Pull every "Time" line out of the data below.
----
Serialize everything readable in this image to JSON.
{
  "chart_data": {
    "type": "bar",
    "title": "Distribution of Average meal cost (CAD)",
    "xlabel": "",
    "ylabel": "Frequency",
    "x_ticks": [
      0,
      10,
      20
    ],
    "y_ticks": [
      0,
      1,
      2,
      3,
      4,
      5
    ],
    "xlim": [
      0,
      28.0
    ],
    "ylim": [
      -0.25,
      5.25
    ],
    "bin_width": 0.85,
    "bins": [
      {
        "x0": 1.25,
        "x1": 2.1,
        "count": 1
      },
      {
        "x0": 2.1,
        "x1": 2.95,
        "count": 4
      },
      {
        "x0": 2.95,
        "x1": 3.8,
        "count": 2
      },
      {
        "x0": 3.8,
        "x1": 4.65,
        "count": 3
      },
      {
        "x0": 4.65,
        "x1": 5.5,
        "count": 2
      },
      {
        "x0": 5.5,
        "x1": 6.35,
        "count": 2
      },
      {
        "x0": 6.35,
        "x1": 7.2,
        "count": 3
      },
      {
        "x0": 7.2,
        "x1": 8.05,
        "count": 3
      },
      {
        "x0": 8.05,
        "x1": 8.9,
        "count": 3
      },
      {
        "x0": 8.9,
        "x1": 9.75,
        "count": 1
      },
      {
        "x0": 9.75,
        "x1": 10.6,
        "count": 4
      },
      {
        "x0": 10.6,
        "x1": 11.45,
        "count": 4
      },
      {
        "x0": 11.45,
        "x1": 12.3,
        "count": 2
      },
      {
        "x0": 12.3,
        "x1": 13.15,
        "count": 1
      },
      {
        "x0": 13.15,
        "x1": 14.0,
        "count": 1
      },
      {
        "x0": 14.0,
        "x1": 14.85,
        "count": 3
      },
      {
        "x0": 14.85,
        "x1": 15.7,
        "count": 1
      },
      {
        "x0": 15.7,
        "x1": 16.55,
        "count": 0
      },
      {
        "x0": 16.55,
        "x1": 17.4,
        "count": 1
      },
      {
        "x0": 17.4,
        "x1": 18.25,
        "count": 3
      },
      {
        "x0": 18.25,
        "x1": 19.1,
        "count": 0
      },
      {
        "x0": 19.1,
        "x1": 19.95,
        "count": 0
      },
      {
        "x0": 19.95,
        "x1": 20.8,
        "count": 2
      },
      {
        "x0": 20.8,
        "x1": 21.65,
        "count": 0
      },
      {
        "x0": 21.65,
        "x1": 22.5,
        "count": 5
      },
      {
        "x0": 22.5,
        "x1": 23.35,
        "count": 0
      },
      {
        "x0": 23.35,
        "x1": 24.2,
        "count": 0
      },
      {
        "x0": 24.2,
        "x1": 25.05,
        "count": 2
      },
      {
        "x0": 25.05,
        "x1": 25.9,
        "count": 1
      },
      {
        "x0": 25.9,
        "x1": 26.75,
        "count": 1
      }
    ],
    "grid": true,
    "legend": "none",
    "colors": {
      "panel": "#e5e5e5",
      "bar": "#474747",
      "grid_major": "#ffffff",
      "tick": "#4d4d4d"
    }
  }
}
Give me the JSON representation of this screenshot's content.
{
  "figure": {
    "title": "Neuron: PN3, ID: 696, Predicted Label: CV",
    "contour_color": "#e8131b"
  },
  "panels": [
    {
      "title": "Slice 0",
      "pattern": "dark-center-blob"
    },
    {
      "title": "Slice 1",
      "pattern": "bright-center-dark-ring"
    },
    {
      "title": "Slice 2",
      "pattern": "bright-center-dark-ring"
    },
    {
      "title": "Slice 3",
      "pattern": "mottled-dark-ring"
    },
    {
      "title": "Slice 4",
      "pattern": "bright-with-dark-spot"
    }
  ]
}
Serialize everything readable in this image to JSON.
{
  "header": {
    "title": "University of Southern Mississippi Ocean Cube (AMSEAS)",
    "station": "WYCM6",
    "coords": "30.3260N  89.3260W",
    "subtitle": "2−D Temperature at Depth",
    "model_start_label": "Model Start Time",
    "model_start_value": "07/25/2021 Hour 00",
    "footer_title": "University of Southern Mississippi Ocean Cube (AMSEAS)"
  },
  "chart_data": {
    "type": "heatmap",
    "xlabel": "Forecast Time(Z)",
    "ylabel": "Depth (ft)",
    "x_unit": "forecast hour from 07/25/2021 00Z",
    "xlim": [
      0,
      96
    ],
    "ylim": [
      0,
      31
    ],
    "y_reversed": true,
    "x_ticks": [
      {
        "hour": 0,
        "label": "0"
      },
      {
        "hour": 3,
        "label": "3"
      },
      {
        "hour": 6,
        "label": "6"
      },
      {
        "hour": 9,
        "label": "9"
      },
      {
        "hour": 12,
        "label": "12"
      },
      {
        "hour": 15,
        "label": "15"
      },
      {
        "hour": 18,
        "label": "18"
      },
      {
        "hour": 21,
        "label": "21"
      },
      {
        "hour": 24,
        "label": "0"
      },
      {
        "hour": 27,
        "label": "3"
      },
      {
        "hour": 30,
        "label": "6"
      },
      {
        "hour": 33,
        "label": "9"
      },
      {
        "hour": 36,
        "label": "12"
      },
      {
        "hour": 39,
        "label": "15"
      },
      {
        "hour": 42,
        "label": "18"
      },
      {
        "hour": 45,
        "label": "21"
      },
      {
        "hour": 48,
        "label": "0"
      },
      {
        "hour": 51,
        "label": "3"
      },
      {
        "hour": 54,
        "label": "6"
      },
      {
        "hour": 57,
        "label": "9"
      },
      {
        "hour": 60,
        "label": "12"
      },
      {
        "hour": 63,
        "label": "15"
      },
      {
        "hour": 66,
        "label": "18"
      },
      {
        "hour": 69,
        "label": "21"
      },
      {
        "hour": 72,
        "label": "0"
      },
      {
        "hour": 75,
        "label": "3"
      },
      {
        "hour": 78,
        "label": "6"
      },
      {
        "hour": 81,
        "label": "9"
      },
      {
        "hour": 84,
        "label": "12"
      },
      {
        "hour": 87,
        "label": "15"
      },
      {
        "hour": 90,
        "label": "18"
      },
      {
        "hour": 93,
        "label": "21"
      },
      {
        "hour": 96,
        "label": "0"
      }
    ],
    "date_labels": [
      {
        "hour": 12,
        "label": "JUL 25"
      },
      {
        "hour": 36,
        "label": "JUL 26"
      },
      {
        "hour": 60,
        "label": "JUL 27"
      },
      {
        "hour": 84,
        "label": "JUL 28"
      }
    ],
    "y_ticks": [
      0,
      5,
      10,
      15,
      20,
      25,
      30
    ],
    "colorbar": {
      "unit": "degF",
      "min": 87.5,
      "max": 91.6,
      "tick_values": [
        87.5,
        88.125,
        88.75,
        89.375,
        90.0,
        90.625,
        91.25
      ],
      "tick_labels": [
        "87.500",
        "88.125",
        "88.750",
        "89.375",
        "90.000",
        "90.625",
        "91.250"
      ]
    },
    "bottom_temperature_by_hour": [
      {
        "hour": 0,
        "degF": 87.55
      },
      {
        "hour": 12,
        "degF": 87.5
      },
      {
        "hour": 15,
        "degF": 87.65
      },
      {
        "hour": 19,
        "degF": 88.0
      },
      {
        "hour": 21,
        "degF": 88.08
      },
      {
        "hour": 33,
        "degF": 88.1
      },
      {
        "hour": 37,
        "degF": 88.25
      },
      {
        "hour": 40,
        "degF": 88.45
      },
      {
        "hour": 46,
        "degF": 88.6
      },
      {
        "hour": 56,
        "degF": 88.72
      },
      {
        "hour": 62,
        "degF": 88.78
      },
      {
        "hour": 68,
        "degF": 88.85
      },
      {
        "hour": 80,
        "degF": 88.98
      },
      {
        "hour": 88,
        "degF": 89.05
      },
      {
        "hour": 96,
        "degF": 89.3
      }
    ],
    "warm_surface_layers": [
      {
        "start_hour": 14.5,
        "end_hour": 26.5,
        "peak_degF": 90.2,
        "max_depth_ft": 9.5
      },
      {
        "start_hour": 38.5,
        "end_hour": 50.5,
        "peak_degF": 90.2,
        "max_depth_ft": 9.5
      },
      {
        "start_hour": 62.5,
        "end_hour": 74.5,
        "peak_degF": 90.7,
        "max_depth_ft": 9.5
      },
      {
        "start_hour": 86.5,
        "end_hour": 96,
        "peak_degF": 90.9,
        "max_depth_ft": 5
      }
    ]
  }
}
----
* Task result
    "model_start_label": "Model Start Time",
    "xlabel": "Forecast Time(Z)",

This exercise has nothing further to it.